## start Source records
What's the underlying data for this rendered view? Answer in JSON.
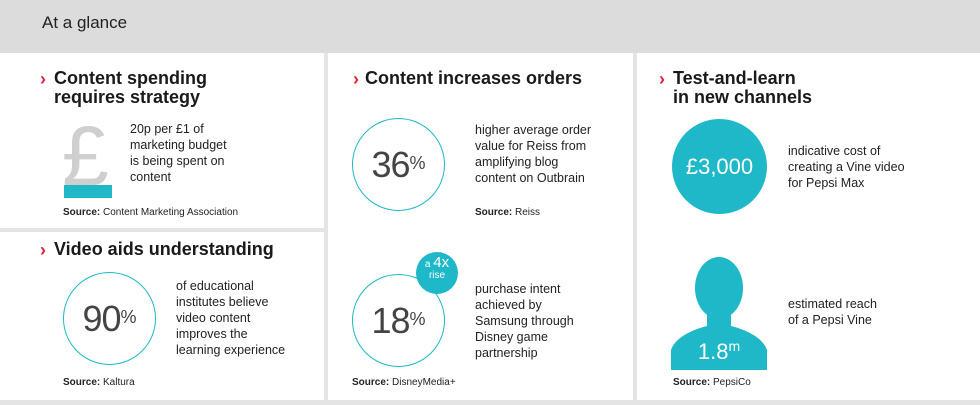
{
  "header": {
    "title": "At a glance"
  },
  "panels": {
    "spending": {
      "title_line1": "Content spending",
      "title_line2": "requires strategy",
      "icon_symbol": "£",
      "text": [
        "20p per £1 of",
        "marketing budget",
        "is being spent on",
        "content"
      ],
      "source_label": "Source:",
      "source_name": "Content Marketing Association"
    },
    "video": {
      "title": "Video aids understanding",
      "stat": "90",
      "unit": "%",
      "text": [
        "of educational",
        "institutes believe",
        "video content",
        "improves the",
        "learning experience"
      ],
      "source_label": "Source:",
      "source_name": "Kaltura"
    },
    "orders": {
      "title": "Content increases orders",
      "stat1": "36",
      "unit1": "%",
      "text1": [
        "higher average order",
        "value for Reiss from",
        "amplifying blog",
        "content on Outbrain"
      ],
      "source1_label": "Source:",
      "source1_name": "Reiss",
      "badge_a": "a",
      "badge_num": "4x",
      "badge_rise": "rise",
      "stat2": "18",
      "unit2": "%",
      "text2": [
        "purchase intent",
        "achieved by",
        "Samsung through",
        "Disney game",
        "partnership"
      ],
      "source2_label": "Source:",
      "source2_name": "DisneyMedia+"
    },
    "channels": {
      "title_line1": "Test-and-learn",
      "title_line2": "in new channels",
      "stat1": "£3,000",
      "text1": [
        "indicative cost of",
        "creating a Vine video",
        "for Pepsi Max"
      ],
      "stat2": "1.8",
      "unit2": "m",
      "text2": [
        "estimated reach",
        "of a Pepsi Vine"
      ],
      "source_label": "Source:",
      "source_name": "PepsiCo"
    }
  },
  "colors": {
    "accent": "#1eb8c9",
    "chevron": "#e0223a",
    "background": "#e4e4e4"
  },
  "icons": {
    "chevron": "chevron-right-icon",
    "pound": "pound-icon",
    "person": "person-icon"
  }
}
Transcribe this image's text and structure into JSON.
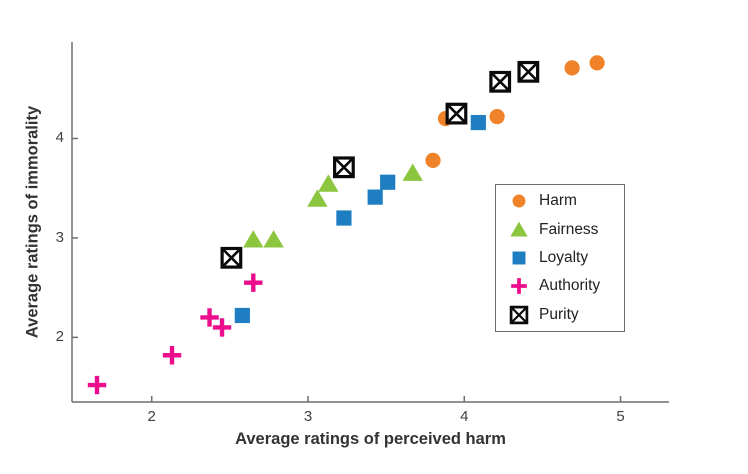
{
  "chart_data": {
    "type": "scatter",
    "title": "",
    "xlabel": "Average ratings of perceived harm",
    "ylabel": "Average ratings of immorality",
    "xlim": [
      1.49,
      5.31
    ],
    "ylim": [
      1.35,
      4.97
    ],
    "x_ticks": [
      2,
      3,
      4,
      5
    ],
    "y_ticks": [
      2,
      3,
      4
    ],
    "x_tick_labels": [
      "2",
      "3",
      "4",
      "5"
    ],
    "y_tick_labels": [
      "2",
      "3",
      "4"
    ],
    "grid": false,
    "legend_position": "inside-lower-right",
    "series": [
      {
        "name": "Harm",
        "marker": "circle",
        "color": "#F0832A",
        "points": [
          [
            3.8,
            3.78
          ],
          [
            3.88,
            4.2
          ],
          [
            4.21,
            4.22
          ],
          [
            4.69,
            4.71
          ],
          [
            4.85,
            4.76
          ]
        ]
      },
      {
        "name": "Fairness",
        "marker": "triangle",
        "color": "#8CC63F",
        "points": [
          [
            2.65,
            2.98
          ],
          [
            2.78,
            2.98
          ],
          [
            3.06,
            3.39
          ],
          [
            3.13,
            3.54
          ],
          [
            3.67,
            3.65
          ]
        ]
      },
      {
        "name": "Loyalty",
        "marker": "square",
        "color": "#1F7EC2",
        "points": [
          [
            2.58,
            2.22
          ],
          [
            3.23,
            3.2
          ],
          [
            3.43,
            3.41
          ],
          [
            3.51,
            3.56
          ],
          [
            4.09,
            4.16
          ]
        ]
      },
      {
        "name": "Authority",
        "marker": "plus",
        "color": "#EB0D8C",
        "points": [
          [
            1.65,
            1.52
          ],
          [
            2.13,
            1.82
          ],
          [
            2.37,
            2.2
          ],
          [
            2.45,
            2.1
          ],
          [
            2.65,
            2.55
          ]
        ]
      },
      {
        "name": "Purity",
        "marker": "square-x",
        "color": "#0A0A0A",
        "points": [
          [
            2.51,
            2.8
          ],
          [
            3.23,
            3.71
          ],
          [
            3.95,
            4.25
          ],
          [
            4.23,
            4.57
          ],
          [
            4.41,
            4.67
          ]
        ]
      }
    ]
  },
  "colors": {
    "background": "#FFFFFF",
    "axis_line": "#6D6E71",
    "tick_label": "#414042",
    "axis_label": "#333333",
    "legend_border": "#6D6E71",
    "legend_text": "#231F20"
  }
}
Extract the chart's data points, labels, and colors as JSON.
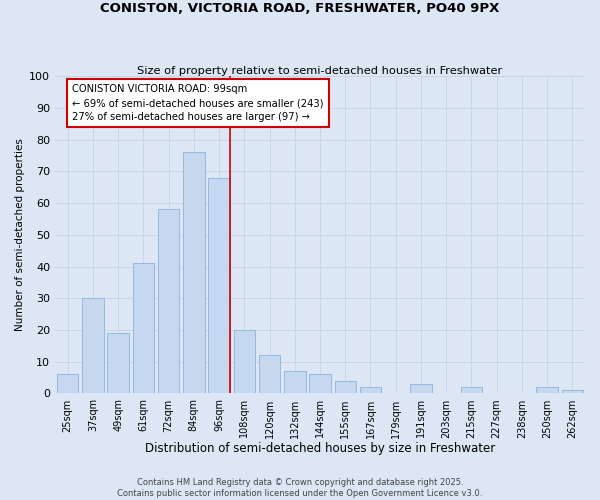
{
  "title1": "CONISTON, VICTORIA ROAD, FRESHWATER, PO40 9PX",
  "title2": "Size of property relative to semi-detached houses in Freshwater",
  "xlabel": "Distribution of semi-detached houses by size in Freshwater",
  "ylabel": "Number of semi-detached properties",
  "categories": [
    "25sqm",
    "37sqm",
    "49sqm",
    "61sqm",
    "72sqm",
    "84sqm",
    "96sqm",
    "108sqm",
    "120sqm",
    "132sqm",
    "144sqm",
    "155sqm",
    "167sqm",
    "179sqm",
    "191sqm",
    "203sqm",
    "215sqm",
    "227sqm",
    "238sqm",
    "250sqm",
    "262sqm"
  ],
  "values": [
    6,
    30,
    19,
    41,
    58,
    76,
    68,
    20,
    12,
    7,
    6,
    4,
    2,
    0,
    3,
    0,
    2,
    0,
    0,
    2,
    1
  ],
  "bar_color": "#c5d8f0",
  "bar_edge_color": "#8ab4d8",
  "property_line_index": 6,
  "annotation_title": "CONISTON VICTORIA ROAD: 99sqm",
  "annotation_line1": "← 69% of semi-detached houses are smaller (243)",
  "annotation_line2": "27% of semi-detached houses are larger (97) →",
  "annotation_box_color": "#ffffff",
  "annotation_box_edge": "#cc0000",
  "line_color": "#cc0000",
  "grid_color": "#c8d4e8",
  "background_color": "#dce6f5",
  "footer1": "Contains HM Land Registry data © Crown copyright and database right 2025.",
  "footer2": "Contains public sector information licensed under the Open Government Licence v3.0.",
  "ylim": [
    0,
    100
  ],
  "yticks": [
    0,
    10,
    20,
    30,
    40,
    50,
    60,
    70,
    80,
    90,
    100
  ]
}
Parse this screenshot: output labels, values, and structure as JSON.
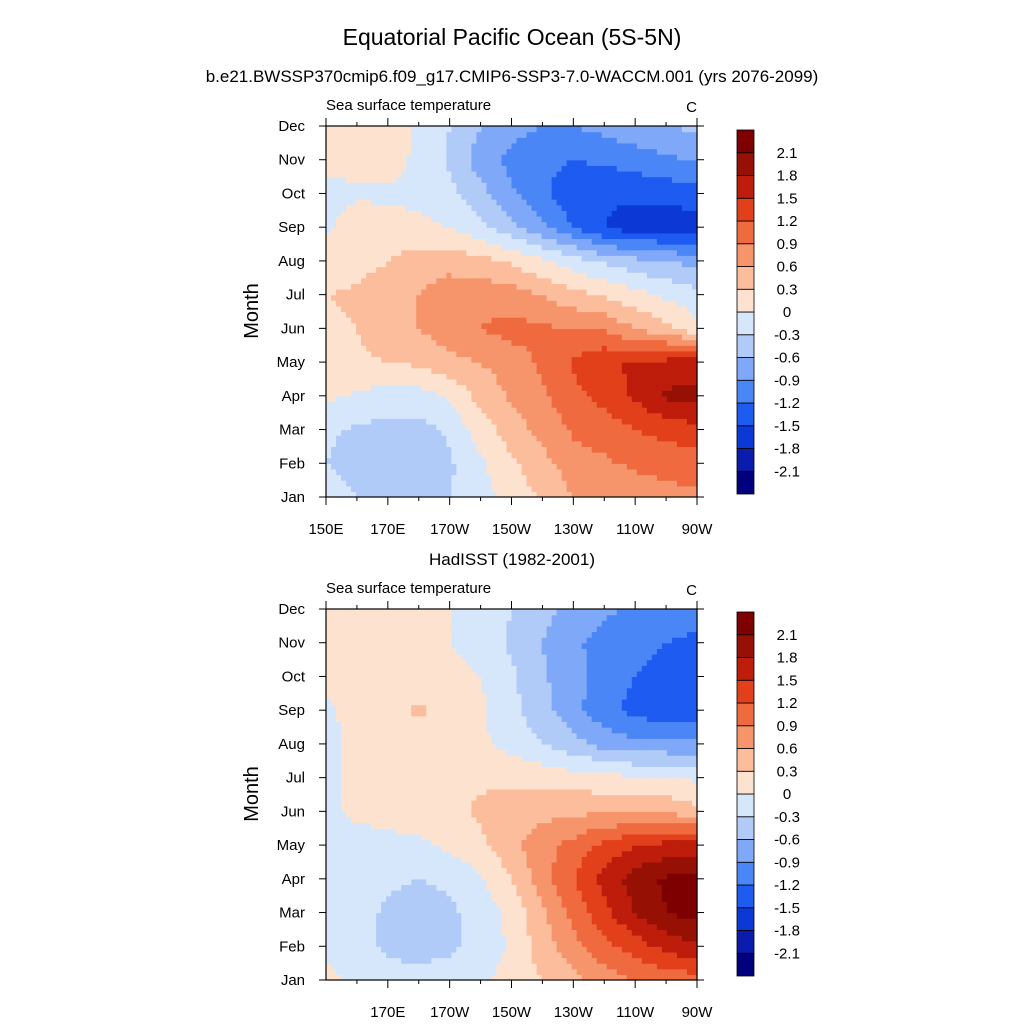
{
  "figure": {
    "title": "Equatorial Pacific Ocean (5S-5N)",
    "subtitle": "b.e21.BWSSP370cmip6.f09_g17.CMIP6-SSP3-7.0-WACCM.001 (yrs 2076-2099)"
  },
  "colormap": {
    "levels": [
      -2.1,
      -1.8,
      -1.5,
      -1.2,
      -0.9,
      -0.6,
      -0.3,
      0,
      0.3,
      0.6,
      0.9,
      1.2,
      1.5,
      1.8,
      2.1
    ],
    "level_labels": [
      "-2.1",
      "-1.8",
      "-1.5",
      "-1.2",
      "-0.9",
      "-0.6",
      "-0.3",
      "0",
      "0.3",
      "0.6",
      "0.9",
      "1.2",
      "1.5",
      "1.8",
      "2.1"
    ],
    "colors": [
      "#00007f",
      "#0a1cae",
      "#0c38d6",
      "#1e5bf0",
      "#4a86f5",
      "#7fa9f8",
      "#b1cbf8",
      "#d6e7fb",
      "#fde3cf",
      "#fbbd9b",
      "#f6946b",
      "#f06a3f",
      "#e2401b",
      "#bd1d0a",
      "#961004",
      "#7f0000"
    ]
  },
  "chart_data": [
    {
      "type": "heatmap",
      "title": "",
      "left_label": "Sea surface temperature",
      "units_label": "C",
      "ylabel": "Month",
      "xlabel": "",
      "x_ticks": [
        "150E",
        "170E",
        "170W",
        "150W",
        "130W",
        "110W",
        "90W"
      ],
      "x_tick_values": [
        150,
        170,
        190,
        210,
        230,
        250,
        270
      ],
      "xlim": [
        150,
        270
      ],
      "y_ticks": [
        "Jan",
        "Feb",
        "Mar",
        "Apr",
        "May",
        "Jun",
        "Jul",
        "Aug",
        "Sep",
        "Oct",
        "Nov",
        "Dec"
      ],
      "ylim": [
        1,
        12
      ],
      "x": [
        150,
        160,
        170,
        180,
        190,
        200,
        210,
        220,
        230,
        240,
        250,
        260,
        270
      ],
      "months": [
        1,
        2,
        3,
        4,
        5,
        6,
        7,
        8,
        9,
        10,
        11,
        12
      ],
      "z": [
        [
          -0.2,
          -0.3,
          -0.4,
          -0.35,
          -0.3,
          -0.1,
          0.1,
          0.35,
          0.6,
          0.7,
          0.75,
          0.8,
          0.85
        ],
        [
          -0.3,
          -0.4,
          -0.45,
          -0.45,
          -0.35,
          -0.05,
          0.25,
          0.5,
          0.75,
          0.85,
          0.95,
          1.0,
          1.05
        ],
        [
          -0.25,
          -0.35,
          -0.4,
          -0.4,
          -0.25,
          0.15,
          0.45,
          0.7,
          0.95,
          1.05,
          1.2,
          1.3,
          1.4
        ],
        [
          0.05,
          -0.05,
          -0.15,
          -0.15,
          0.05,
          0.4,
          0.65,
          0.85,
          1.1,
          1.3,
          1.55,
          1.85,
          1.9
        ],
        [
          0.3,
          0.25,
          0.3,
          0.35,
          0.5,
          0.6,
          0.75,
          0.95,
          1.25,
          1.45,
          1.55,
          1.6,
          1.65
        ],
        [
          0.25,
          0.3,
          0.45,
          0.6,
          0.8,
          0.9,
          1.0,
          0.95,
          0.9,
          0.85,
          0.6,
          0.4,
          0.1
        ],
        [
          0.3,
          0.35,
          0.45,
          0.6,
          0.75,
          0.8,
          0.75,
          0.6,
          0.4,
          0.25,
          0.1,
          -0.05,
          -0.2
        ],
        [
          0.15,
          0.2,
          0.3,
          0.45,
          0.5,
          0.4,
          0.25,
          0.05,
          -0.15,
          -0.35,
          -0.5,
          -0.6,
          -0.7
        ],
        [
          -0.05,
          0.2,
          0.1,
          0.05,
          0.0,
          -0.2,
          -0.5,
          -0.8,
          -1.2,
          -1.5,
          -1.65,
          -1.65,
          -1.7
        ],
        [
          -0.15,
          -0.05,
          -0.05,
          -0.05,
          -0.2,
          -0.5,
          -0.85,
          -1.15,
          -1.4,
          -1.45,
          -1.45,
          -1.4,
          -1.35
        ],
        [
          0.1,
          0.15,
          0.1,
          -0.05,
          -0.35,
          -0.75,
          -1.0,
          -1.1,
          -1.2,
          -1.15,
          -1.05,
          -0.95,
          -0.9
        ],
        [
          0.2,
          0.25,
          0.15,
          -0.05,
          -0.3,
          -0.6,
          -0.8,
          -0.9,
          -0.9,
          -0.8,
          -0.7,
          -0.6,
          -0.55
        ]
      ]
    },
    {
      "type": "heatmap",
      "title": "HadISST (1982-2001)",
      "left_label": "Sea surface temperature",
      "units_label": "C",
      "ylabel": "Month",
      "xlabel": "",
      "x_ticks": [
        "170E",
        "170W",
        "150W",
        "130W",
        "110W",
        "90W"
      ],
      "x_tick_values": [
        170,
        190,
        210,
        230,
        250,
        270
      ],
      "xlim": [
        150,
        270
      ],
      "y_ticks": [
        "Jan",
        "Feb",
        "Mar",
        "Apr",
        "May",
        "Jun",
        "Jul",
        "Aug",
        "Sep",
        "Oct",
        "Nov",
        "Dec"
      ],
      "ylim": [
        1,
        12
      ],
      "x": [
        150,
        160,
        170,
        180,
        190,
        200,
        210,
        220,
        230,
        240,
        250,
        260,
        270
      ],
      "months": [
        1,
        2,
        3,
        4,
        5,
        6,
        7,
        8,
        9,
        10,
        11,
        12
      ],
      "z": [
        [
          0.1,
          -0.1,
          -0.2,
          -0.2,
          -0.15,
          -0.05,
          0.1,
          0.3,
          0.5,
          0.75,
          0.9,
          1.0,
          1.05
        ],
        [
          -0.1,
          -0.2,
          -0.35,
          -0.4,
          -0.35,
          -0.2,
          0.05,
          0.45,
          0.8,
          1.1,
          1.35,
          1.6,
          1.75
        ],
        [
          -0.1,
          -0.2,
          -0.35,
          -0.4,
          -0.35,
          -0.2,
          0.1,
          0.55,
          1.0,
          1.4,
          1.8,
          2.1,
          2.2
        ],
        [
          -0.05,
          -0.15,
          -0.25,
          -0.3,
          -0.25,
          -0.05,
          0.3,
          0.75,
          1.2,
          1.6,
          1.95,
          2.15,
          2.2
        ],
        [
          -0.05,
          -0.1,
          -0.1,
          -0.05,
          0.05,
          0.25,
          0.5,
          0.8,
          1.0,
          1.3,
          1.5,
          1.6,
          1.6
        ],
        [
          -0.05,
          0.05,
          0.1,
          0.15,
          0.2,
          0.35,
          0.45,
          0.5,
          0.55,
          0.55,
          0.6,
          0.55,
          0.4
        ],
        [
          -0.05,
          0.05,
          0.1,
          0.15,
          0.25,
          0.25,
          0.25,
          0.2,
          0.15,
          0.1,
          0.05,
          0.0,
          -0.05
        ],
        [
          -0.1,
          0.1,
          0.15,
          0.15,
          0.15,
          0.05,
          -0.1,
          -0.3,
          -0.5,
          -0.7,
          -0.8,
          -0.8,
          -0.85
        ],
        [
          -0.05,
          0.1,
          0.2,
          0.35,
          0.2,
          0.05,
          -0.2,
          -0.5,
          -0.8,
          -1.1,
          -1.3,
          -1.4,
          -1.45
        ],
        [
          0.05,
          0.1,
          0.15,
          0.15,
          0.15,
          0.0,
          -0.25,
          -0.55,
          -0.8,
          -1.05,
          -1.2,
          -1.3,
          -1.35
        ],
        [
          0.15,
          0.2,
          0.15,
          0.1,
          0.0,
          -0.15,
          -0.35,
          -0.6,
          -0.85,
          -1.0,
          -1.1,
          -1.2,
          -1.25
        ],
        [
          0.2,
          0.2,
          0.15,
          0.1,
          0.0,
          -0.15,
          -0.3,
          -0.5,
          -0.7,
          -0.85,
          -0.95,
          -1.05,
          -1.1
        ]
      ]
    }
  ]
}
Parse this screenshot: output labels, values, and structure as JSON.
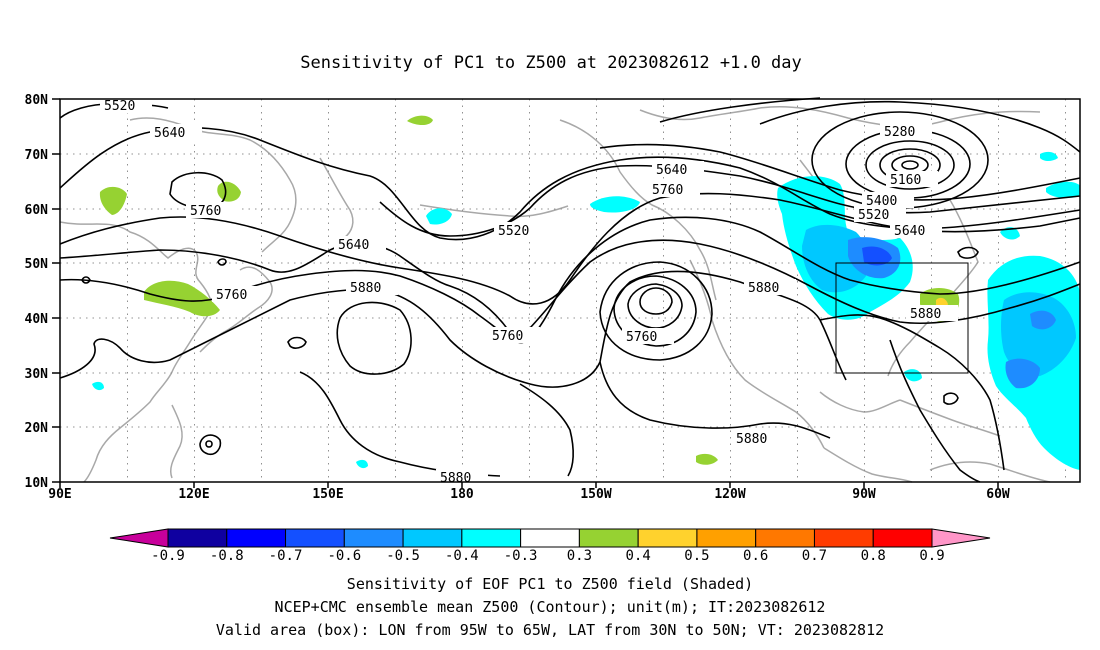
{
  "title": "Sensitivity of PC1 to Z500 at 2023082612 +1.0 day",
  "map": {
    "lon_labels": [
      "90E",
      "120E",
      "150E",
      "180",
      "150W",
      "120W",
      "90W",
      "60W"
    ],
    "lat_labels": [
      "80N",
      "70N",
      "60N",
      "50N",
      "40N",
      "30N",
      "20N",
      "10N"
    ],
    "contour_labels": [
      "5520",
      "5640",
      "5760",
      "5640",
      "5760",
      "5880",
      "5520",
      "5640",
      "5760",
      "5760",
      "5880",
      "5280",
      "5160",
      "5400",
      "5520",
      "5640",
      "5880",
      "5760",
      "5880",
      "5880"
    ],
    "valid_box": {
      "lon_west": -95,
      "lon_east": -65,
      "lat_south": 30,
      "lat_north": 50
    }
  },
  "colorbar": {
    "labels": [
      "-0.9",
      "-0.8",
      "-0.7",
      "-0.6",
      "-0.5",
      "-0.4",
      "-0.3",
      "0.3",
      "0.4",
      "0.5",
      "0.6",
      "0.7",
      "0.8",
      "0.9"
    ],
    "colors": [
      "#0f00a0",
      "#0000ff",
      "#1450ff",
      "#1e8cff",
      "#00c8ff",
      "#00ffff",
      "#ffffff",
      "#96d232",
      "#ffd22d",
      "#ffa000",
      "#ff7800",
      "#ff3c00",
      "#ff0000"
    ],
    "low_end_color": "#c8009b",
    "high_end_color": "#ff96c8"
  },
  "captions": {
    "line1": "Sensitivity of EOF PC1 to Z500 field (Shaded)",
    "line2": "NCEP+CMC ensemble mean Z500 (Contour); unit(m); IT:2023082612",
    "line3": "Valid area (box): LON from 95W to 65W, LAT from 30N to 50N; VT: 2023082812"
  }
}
## end Source records
## Task
Find how many of the lines above have the word "marker" in them. State only that number.

## Task answer
5